- **DO THIS**:
Copy out each line that has "JSON" in it.

Dataset rows about figures

"""

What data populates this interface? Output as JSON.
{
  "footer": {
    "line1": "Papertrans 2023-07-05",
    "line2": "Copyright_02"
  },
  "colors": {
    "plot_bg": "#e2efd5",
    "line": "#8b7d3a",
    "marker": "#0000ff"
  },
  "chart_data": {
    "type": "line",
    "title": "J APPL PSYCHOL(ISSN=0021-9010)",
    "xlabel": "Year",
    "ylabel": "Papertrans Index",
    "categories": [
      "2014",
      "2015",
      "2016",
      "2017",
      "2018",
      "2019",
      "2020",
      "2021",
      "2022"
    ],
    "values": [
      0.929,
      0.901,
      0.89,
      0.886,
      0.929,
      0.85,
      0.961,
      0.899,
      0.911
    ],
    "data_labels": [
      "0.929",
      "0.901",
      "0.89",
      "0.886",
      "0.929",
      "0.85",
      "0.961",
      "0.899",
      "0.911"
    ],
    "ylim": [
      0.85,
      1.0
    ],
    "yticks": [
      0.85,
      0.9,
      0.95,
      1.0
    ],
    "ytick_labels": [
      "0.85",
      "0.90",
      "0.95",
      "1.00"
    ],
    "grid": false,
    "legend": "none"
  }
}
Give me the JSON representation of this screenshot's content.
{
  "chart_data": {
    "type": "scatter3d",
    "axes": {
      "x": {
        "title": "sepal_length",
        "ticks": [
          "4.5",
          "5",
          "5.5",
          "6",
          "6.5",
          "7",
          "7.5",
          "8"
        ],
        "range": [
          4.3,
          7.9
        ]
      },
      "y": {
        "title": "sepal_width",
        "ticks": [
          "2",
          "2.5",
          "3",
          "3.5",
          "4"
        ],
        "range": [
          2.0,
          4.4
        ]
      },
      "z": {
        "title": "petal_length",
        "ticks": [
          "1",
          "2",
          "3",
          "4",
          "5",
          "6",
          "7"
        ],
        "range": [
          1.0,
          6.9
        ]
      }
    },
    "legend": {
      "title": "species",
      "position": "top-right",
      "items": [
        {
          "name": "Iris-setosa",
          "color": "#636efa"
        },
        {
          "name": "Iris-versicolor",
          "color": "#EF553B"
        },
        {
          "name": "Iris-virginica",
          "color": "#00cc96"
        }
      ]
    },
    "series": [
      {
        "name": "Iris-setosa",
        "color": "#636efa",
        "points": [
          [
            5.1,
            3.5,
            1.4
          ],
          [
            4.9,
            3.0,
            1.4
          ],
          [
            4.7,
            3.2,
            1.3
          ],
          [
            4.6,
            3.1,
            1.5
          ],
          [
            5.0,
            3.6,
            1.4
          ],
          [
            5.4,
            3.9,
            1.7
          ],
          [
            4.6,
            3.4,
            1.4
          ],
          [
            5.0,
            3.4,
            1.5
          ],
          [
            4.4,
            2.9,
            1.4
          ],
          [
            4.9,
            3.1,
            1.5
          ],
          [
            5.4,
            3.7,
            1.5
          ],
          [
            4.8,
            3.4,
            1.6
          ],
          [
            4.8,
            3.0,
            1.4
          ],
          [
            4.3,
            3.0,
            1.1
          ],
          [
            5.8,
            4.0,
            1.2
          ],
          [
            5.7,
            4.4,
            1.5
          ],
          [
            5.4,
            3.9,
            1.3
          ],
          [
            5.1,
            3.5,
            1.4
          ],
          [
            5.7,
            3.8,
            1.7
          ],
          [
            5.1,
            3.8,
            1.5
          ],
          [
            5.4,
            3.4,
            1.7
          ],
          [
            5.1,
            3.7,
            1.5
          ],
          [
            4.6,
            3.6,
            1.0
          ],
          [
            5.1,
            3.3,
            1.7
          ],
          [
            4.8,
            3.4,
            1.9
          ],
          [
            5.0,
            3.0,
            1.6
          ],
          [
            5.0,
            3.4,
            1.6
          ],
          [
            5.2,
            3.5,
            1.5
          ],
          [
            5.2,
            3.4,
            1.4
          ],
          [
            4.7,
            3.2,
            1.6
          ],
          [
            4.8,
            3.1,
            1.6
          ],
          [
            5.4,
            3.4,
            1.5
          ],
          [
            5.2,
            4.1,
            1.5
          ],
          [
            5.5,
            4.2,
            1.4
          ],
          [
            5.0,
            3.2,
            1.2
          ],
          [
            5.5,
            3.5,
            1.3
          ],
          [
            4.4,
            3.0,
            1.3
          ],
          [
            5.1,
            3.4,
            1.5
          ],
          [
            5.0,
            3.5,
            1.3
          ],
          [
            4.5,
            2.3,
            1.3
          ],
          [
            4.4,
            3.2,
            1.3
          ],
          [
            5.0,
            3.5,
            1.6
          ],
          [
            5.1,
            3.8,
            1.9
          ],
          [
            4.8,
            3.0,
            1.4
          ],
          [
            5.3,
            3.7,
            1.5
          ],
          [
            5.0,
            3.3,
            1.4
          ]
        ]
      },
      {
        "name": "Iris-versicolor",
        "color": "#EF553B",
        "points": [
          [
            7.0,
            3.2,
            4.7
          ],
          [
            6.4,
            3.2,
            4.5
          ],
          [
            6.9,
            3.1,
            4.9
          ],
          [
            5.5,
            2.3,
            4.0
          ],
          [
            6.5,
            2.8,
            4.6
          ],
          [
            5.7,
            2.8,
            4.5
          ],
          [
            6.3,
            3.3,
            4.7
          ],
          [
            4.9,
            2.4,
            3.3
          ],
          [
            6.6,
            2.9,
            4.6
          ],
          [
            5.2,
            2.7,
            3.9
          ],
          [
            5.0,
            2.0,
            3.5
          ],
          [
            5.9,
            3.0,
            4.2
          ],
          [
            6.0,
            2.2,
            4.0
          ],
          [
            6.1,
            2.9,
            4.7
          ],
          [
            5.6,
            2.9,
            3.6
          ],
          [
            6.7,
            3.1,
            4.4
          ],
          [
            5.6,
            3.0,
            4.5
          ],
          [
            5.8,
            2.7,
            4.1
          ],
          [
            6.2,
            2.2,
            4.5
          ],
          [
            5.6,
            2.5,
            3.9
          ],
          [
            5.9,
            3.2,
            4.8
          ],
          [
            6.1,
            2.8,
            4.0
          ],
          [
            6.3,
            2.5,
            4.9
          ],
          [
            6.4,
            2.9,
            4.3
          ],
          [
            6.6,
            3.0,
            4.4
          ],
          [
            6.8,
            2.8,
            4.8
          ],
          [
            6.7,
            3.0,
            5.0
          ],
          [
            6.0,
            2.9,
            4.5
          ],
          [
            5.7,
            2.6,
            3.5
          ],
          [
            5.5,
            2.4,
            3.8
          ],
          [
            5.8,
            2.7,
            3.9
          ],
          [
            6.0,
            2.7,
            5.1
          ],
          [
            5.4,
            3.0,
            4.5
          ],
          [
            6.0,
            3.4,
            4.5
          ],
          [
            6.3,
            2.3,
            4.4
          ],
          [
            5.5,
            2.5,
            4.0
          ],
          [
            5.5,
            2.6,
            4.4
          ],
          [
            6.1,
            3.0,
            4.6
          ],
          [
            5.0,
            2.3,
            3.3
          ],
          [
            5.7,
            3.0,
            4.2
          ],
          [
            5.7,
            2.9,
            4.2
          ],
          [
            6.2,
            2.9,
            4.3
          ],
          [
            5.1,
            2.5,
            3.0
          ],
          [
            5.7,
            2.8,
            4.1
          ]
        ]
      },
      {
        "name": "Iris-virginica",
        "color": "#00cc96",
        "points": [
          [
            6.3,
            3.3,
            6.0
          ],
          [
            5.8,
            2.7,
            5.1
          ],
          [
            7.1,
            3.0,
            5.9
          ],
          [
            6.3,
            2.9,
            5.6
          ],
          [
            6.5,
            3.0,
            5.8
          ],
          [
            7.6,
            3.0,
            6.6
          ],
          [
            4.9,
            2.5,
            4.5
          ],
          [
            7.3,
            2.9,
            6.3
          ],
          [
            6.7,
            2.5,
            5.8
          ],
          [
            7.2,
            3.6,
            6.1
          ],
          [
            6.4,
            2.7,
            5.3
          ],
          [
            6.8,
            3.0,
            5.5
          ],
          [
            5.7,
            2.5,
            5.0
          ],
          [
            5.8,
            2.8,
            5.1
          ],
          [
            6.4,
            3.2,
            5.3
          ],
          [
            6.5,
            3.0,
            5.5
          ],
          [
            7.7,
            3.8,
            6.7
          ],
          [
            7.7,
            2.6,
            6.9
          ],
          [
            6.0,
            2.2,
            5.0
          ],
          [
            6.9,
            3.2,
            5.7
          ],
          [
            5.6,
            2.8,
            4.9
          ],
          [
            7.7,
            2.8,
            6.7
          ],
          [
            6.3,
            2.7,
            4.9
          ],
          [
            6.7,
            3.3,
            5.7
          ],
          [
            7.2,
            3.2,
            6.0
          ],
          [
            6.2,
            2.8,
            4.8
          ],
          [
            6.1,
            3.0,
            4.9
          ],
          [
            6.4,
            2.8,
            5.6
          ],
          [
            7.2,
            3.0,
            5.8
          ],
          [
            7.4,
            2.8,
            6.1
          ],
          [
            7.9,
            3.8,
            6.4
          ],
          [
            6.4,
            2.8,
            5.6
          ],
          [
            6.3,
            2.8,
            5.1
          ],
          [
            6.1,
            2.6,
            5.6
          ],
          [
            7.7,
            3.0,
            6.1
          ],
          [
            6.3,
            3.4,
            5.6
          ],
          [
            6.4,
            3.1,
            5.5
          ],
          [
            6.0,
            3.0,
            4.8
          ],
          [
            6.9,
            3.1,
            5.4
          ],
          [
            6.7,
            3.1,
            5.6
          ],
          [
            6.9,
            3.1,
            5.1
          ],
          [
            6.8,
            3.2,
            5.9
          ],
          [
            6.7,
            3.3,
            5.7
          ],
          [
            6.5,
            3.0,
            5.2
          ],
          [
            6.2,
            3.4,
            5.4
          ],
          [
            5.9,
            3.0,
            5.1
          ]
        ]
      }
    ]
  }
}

"""

- **RESULT**:
What data populates this interface? Output as JSON.
Give me the JSON representation of this screenshot's content.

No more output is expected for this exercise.